======== Exercise inputs ========

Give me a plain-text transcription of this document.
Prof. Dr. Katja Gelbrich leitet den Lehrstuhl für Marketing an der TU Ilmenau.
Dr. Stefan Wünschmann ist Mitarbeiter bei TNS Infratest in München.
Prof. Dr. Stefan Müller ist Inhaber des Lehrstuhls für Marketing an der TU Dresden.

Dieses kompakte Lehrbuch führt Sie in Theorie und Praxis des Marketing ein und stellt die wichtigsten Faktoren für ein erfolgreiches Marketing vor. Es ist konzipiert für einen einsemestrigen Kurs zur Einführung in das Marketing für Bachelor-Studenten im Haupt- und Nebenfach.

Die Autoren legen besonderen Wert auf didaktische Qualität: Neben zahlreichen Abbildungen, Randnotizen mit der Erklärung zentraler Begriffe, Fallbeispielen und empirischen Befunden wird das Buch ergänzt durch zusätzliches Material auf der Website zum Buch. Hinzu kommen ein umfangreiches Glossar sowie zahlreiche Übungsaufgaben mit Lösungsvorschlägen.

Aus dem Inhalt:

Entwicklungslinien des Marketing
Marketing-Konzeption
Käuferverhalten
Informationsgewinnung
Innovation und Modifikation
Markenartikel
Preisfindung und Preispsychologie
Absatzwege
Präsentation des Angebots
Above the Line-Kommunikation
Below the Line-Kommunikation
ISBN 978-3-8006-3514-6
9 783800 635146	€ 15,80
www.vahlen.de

========

- **Prompt**
State how many lines of the listing hold the string "Prof"; reply with the number and nothing else.

- **In response**
2